> **Exercise**:
For the word "this", give the number of lines in these entries that contain it, with nothing else.

> **Working data**:
★ ★ ★ ★

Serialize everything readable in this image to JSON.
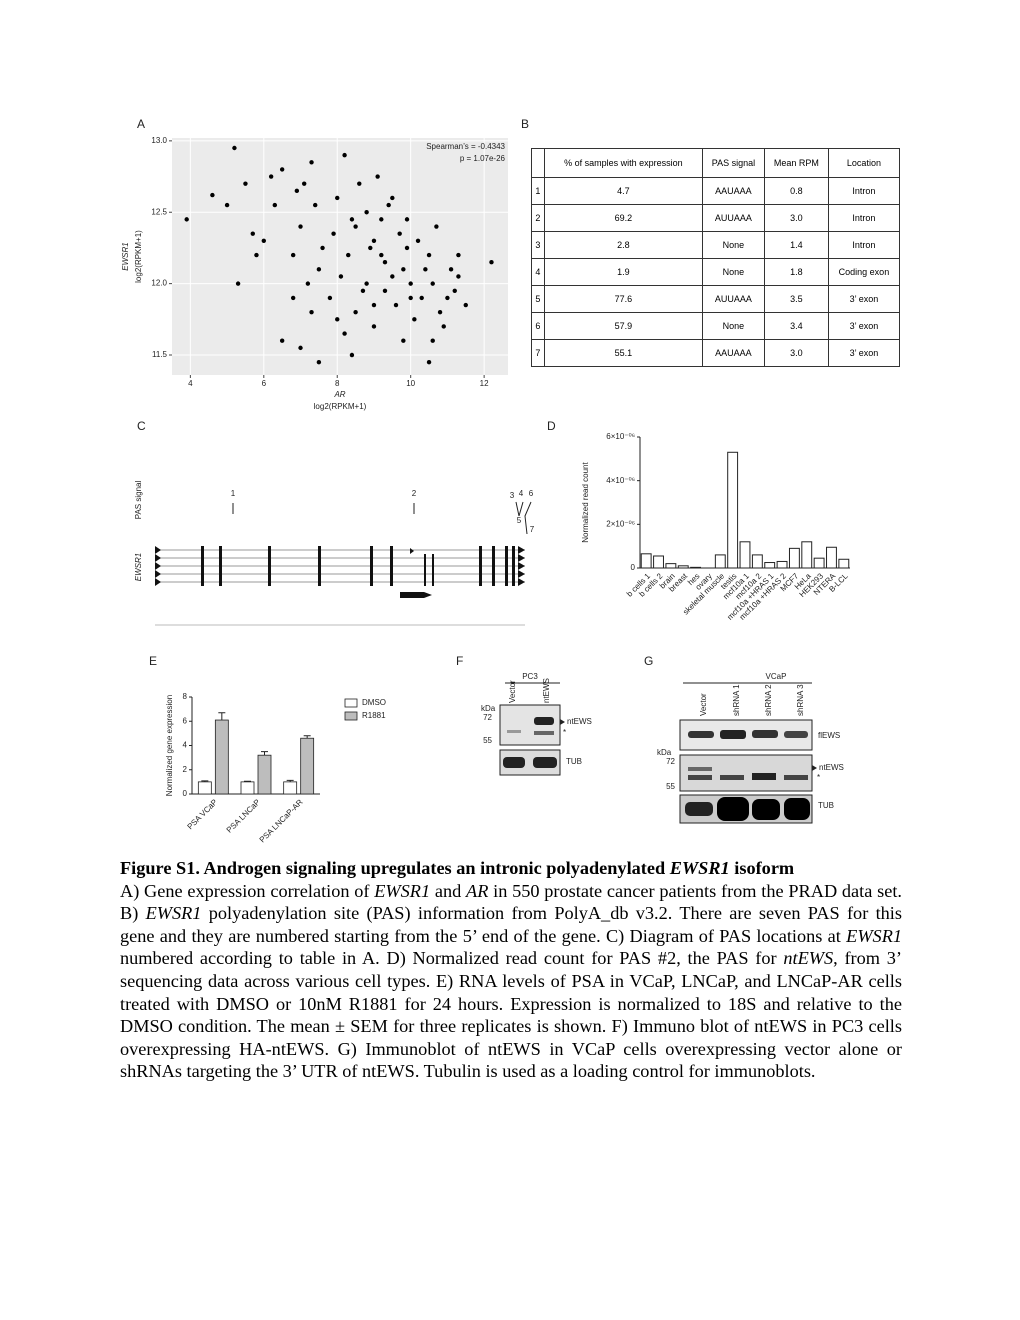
{
  "panel_letters": [
    "A",
    "B",
    "C",
    "D",
    "E",
    "F",
    "G"
  ],
  "chart_data": [
    {
      "type": "scatter",
      "annotations": [
        "Spearman’s = -0.4343",
        "p = 1.07e-26"
      ],
      "xlabel": "AR",
      "xlabel_units": "log2(RPKM+1)",
      "ylabel": "EWSR1",
      "ylabel_units": "log2(RPKM+1)",
      "xlim": [
        3.5,
        12.65
      ],
      "ylim": [
        11.36,
        13.02
      ],
      "grid": true,
      "color": "#000000",
      "xticks": [
        4,
        6,
        8,
        10,
        12
      ],
      "yticks": [
        {
          "value": 11.5,
          "label": "11.5"
        },
        {
          "value": 12,
          "label": "12.0"
        },
        {
          "value": 12.5,
          "label": "12.5"
        },
        {
          "value": 13,
          "label": "13.0"
        }
      ],
      "x": [
        3.9,
        4.6,
        5.0,
        5.2,
        5.5,
        5.3,
        6.2,
        6.5,
        7.3,
        8.2,
        8.0,
        7.0,
        6.8,
        6.0,
        5.7,
        7.5,
        7.8,
        8.5,
        8.8,
        9.0,
        9.2,
        9.5,
        9.8,
        10.0,
        10.3,
        10.5,
        10.8,
        11.0,
        11.2,
        11.3,
        12.2,
        9.0,
        8.5,
        8.0,
        7.0,
        7.5,
        8.4,
        9.8,
        10.6,
        6.5,
        6.8,
        7.2,
        8.8,
        9.3,
        9.6,
        10.2,
        10.7,
        11.3,
        9.9,
        9.4,
        8.6,
        9.1,
        8.3,
        7.9,
        7.4,
        6.9,
        10.1,
        10.9,
        11.5,
        8.7,
        9.7,
        9.2,
        8.9,
        9.5,
        10.4,
        7.6,
        8.1,
        6.3,
        5.8,
        7.1,
        8.4,
        9.3,
        10.6,
        11.1,
        9.0,
        10.0,
        8.2,
        7.3,
        10.5,
        9.9
      ],
      "y": [
        12.45,
        12.62,
        12.55,
        12.95,
        12.7,
        12.0,
        12.75,
        12.8,
        12.85,
        12.9,
        12.6,
        12.4,
        12.2,
        12.3,
        12.35,
        12.1,
        11.9,
        12.4,
        12.5,
        12.3,
        12.2,
        12.6,
        12.1,
        12.0,
        11.9,
        12.2,
        11.8,
        11.9,
        11.95,
        12.05,
        12.15,
        11.7,
        11.8,
        11.75,
        11.55,
        11.45,
        11.5,
        11.6,
        11.6,
        11.6,
        11.9,
        12.0,
        12.0,
        11.95,
        11.85,
        12.3,
        12.4,
        12.2,
        12.45,
        12.55,
        12.7,
        12.75,
        12.2,
        12.35,
        12.55,
        12.65,
        11.75,
        11.7,
        11.85,
        11.95,
        12.35,
        12.45,
        12.25,
        12.05,
        12.1,
        12.25,
        12.05,
        12.55,
        12.2,
        12.7,
        12.45,
        12.15,
        12.0,
        12.1,
        11.85,
        11.9,
        11.65,
        11.8,
        11.45,
        12.25
      ]
    },
    {
      "type": "bar",
      "ylabel": "Normalized read count",
      "color": "#ffffff",
      "categories": [
        "b cells 1",
        "b cells 2",
        "brain",
        "breast",
        "hes",
        "ovary",
        "skeletal muscle",
        "testis",
        "mcf10a 1",
        "mcf10a 2",
        "mcf10a +HRAS 1",
        "mcf10a +HRAS 2",
        "MCF7",
        "HeLa",
        "HEK293",
        "NTERA",
        "B-LCL"
      ],
      "values": [
        6.5e-07,
        5.5e-07,
        2e-07,
        1e-07,
        3e-08,
        0,
        6e-07,
        5.3e-06,
        1.2e-06,
        6e-07,
        2.5e-07,
        3e-07,
        9e-07,
        1.2e-06,
        4.5e-07,
        9.5e-07,
        4e-07
      ],
      "ylim": [
        0,
        6e-06
      ],
      "yticks": [
        0,
        {
          "value": 2e-06,
          "label": "2×10⁻⁰⁶"
        },
        {
          "value": 4e-06,
          "label": "4×10⁻⁰⁶"
        },
        {
          "value": 6e-06,
          "label": "6×10⁻⁰⁶"
        }
      ]
    },
    {
      "type": "bar",
      "ylabel": "Normalized gene expression",
      "legend": "upper right",
      "categories": [
        "PSA VCaP",
        "PSA LNCaP",
        "PSA LNCaP-AR"
      ],
      "series": [
        {
          "name": "DMSO",
          "color": "#ffffff",
          "values": [
            1,
            1,
            1
          ],
          "errors": [
            0.08,
            0.05,
            0.12
          ]
        },
        {
          "name": "R1881",
          "color": "#bdbdbd",
          "values": [
            6.1,
            3.2,
            4.6
          ],
          "errors": [
            0.6,
            0.3,
            0.2
          ]
        }
      ],
      "ylim": [
        0,
        8
      ],
      "yticks": [
        0,
        2,
        4,
        6,
        8
      ]
    }
  ],
  "table_b": {
    "header": [
      "% of samples with expression",
      "PAS signal",
      "Mean RPM",
      "Location"
    ],
    "rows": [
      [
        "1",
        "4.7",
        "AAUAAA",
        "0.8",
        "Intron"
      ],
      [
        "2",
        "69.2",
        "AUUAAA",
        "3.0",
        "Intron"
      ],
      [
        "3",
        "2.8",
        "None",
        "1.4",
        "Intron"
      ],
      [
        "4",
        "1.9",
        "None",
        "1.8",
        "Coding exon"
      ],
      [
        "5",
        "77.6",
        "AUUAAA",
        "3.5",
        "3’ exon"
      ],
      [
        "6",
        "57.9",
        "None",
        "3.4",
        "3’ exon"
      ],
      [
        "7",
        "55.1",
        "AAUAAA",
        "3.0",
        "3’ exon"
      ]
    ]
  },
  "diagram_c": {
    "track_label": "PAS signal",
    "gene": "EWSR1",
    "pas_labels": [
      "1",
      "2",
      "3",
      "4",
      "6",
      "5",
      "7"
    ]
  },
  "blot_f": {
    "cell_line": "PC3",
    "lanes": [
      "Vector",
      "ntEWS"
    ],
    "kda": "kDa",
    "markers": [
      "72",
      "55"
    ],
    "band_labels": [
      "ntEWS",
      "*",
      "TUB"
    ]
  },
  "blot_g": {
    "cell_line": "VCaP",
    "lanes": [
      "Vector",
      "shRNA 1",
      "shRNA 2",
      "shRNA 3"
    ],
    "kda": "kDa",
    "markers": [
      "72",
      "55"
    ],
    "band_labels": [
      "flEWS",
      "ntEWS",
      "*",
      "TUB"
    ]
  },
  "caption": {
    "title": [
      {
        "text": "Figure S1. Androgen signaling upregulates an intronic polyadenylated ",
        "italic": false
      },
      {
        "text": "EWSR1",
        "italic": true
      },
      {
        "text": " isoform",
        "italic": false
      }
    ],
    "body": [
      {
        "text": "A) Gene expression correlation of ",
        "italic": false
      },
      {
        "text": "EWSR1",
        "italic": true
      },
      {
        "text": " and ",
        "italic": false
      },
      {
        "text": "AR",
        "italic": true
      },
      {
        "text": " in 550 prostate cancer patients from the PRAD data set. B) ",
        "italic": false
      },
      {
        "text": "EWSR1",
        "italic": true
      },
      {
        "text": " polyadenylation site (PAS) information from PolyA_db v3.2. There are seven PAS for this gene and they are numbered starting from the 5’ end of the gene. C) Diagram of PAS locations at ",
        "italic": false
      },
      {
        "text": "EWSR1",
        "italic": true
      },
      {
        "text": " numbered according to table in A. D) Normalized read count for PAS #2, the PAS for ",
        "italic": false
      },
      {
        "text": "ntEWS",
        "italic": true
      },
      {
        "text": ", from 3’ sequencing data across various cell types. E) RNA levels of PSA in VCaP, LNCaP, and LNCaP-AR cells treated with DMSO or 10nM R1881 for 24 hours. Expression is normalized to 18S and relative to the DMSO condition. The mean ± SEM for three replicates is shown. F) Immuno blot of ntEWS in PC3 cells overexpressing HA-ntEWS. G) Immunoblot of ntEWS in VCaP cells overexpressing vector alone or shRNAs targeting the 3’ UTR of ntEWS. Tubulin is used as a loading control for immunoblots.",
        "italic": false
      }
    ]
  }
}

★ ★ ★ ★

> **Expected answer**:
2